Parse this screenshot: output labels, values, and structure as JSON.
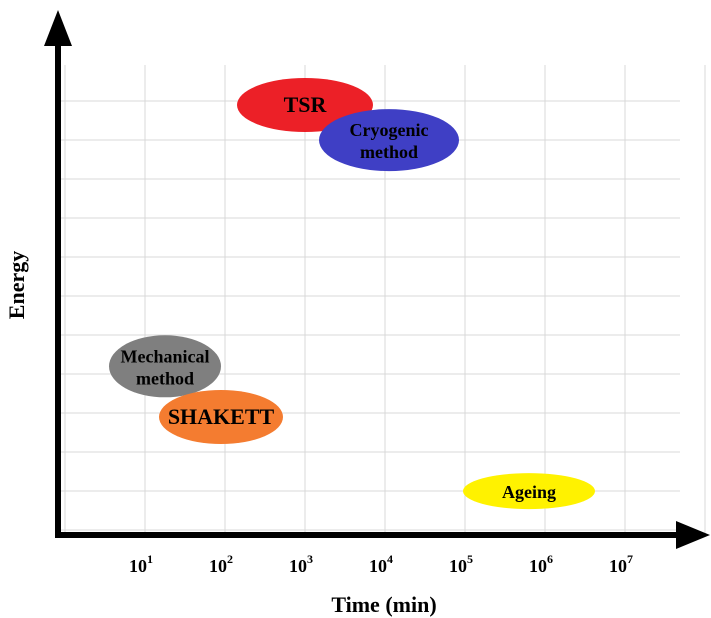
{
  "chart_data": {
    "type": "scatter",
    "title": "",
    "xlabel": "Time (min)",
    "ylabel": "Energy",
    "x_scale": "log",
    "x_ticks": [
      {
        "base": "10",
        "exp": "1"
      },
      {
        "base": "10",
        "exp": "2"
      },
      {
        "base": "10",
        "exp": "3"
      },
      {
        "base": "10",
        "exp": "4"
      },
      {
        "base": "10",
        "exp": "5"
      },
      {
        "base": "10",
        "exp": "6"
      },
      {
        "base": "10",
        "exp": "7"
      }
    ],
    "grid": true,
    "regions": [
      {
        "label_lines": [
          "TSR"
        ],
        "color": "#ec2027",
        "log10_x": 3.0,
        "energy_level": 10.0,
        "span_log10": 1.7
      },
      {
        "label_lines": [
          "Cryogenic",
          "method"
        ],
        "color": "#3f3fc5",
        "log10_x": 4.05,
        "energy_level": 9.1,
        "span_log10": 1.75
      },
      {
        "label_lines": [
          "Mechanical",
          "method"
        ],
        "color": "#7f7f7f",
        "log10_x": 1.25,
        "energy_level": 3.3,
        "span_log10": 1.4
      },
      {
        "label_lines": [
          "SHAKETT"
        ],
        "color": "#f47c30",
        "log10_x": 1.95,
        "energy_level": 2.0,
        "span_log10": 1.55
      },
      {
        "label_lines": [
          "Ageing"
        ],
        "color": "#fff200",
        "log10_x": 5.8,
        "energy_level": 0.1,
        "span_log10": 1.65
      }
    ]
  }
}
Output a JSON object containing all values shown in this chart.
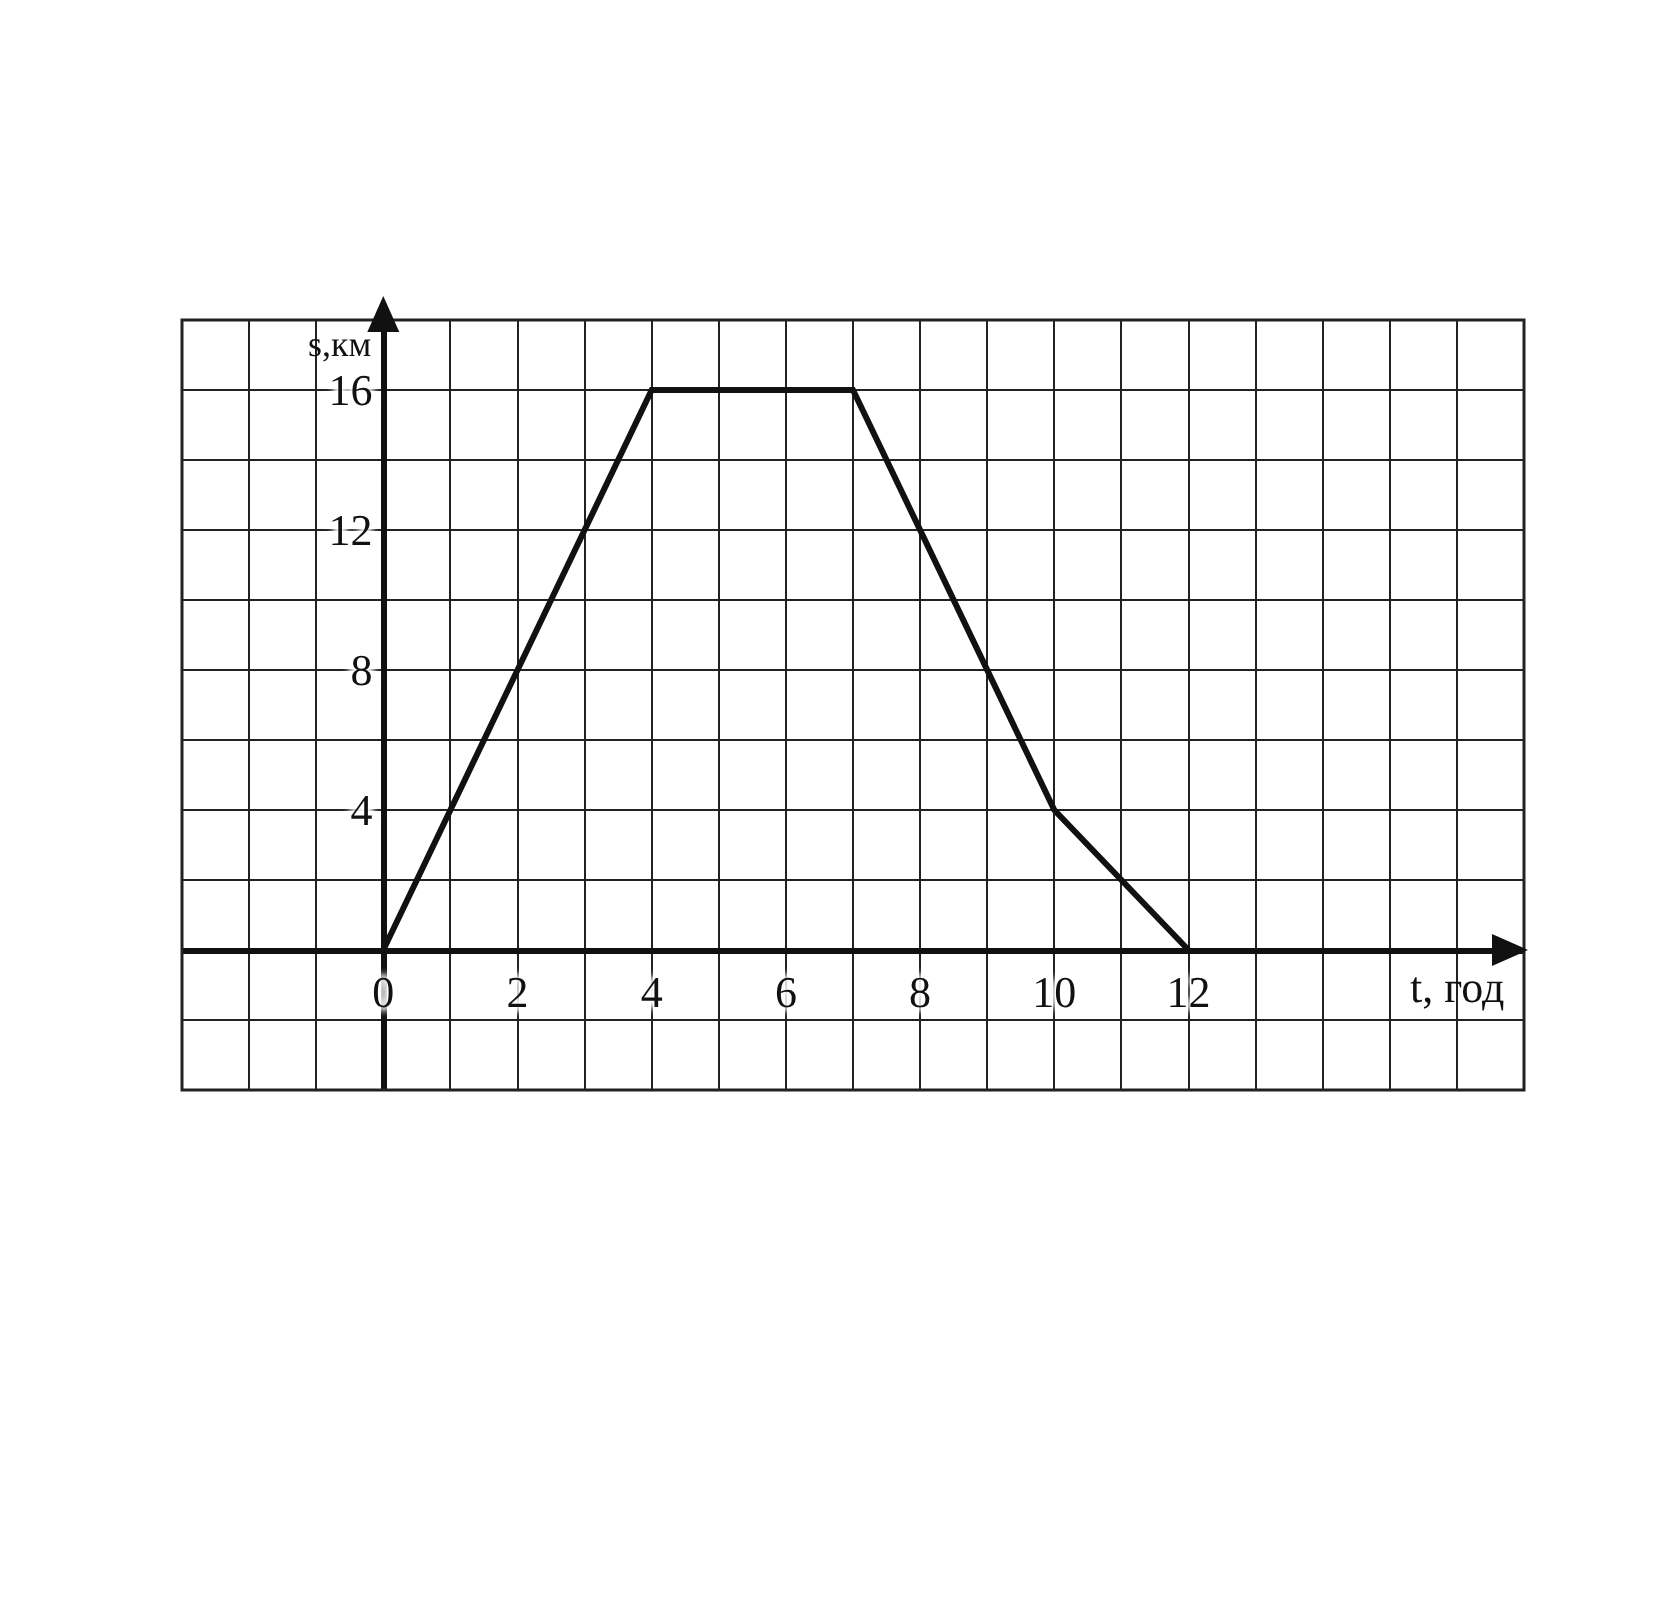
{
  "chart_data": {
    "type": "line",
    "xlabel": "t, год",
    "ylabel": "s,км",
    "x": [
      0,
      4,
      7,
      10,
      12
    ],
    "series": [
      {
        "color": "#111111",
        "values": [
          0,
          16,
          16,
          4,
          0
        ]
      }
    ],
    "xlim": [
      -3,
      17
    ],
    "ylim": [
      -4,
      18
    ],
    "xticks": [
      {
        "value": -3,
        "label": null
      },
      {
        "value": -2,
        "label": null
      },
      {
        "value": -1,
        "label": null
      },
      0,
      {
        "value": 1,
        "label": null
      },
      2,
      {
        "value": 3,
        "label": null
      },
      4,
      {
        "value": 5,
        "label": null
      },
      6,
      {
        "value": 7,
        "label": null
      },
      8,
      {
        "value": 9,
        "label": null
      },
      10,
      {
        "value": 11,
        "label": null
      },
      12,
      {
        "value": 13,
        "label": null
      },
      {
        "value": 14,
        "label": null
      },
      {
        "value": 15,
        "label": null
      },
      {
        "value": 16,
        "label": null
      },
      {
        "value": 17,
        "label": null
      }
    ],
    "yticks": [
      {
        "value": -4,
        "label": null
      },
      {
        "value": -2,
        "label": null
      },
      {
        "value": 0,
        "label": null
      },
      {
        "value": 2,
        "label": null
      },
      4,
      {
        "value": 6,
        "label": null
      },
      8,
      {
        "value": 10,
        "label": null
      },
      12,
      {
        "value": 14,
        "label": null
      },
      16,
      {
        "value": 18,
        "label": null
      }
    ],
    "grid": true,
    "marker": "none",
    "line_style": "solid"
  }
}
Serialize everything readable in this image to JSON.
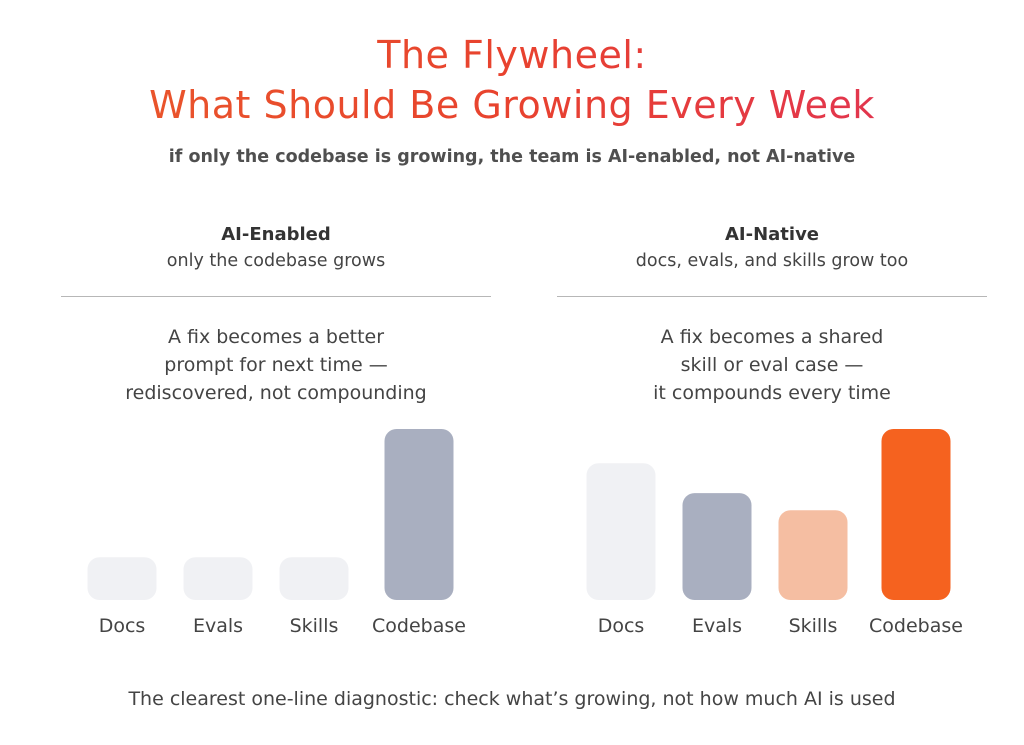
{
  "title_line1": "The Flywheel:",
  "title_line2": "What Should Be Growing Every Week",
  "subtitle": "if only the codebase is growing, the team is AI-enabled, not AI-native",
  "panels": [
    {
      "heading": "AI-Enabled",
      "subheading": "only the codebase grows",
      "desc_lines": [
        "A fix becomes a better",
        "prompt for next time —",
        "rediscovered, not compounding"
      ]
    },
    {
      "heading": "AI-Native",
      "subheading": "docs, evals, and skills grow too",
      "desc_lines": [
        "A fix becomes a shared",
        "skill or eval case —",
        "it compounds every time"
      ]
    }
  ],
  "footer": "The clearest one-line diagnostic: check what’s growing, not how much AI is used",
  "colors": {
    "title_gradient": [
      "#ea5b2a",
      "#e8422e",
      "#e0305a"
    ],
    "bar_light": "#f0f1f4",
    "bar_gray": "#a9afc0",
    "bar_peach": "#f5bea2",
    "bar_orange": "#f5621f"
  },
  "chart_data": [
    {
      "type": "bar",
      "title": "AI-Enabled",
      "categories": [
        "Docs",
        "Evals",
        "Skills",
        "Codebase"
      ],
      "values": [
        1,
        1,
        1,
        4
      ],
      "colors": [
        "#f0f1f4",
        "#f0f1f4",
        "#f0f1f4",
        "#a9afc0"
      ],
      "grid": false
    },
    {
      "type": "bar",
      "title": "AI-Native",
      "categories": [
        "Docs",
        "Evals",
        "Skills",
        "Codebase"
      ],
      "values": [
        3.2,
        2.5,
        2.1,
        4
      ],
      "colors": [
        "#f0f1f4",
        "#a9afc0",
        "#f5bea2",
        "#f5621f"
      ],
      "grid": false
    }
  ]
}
####################
> _INSTRUCTION_
Leave every image out, and retype the material exactly.

> _ANSWER BELOW_
Parse this screenshot: output labels, values, and structure as JSON.
{
  "chart_data": {
    "type": "scatter",
    "title": "",
    "xlabel": "Time (min)",
    "ylabel": "Energy",
    "x_scale": "log",
    "x_ticks": [
      {
        "base": "10",
        "exp": "1"
      },
      {
        "base": "10",
        "exp": "2"
      },
      {
        "base": "10",
        "exp": "3"
      },
      {
        "base": "10",
        "exp": "4"
      },
      {
        "base": "10",
        "exp": "5"
      },
      {
        "base": "10",
        "exp": "6"
      },
      {
        "base": "10",
        "exp": "7"
      }
    ],
    "grid": true,
    "regions": [
      {
        "label_lines": [
          "TSR"
        ],
        "color": "#ec2027",
        "log10_x": 3.0,
        "energy_level": 10.0,
        "span_log10": 1.7
      },
      {
        "label_lines": [
          "Cryogenic",
          "method"
        ],
        "color": "#3f3fc5",
        "log10_x": 4.05,
        "energy_level": 9.1,
        "span_log10": 1.75
      },
      {
        "label_lines": [
          "Mechanical",
          "method"
        ],
        "color": "#7f7f7f",
        "log10_x": 1.25,
        "energy_level": 3.3,
        "span_log10": 1.4
      },
      {
        "label_lines": [
          "SHAKETT"
        ],
        "color": "#f47c30",
        "log10_x": 1.95,
        "energy_level": 2.0,
        "span_log10": 1.55
      },
      {
        "label_lines": [
          "Ageing"
        ],
        "color": "#fff200",
        "log10_x": 5.8,
        "energy_level": 0.1,
        "span_log10": 1.65
      }
    ]
  }
}
Output a JSON object containing all values shown in this chart.
{
  "chart_data": {
    "type": "line",
    "xlabel": "t, год",
    "ylabel": "s,км",
    "x": [
      0,
      4,
      7,
      10,
      12
    ],
    "series": [
      {
        "color": "#111111",
        "values": [
          0,
          16,
          16,
          4,
          0
        ]
      }
    ],
    "xlim": [
      -3,
      17
    ],
    "ylim": [
      -4,
      18
    ],
    "xticks": [
      {
        "value": -3,
        "label": null
      },
      {
        "value": -2,
        "label": null
      },
      {
        "value": -1,
        "label": null
      },
      0,
      {
        "value": 1,
        "label": null
      },
      2,
      {
        "value": 3,
        "label": null
      },
      4,
      {
        "value": 5,
        "label": null
      },
      6,
      {
        "value": 7,
        "label": null
      },
      8,
      {
        "value": 9,
        "label": null
      },
      10,
      {
        "value": 11,
        "label": null
      },
      12,
      {
        "value": 13,
        "label": null
      },
      {
        "value": 14,
        "label": null
      },
      {
        "value": 15,
        "label": null
      },
      {
        "value": 16,
        "label": null
      },
      {
        "value": 17,
        "label": null
      }
    ],
    "yticks": [
      {
        "value": -4,
        "label": null
      },
      {
        "value": -2,
        "label": null
      },
      {
        "value": 0,
        "label": null
      },
      {
        "value": 2,
        "label": null
      },
      4,
      {
        "value": 6,
        "label": null
      },
      8,
      {
        "value": 10,
        "label": null
      },
      12,
      {
        "value": 14,
        "label": null
      },
      16,
      {
        "value": 18,
        "label": null
      }
    ],
    "grid": true,
    "marker": "none",
    "line_style": "solid"
  }
}
Serialize everything readable in this image to JSON.
{
  "title_line1": "The Flywheel:",
  "title_line2": "What Should Be Growing Every Week",
  "subtitle": "if only the codebase is growing, the team is AI-enabled, not AI-native",
  "panels": [
    {
      "heading": "AI-Enabled",
      "subheading": "only the codebase grows",
      "desc_lines": [
        "A fix becomes a better",
        "prompt for next time —",
        "rediscovered, not compounding"
      ]
    },
    {
      "heading": "AI-Native",
      "subheading": "docs, evals, and skills grow too",
      "desc_lines": [
        "A fix becomes a shared",
        "skill or eval case —",
        "it compounds every time"
      ]
    }
  ],
  "footer": "The clearest one-line diagnostic: check what’s growing, not how much AI is used",
  "colors": {
    "title_gradient": [
      "#ea5b2a",
      "#e8422e",
      "#e0305a"
    ],
    "bar_light": "#f0f1f4",
    "bar_gray": "#a9afc0",
    "bar_peach": "#f5bea2",
    "bar_orange": "#f5621f"
  },
  "chart_data": [
    {
      "type": "bar",
      "title": "AI-Enabled",
      "categories": [
        "Docs",
        "Evals",
        "Skills",
        "Codebase"
      ],
      "values": [
        1,
        1,
        1,
        4
      ],
      "colors": [
        "#f0f1f4",
        "#f0f1f4",
        "#f0f1f4",
        "#a9afc0"
      ],
      "grid": false
    },
    {
      "type": "bar",
      "title": "AI-Native",
      "categories": [
        "Docs",
        "Evals",
        "Skills",
        "Codebase"
      ],
      "values": [
        3.2,
        2.5,
        2.1,
        4
      ],
      "colors": [
        "#f0f1f4",
        "#a9afc0",
        "#f5bea2",
        "#f5621f"
      ],
      "grid": false
    }
  ]
}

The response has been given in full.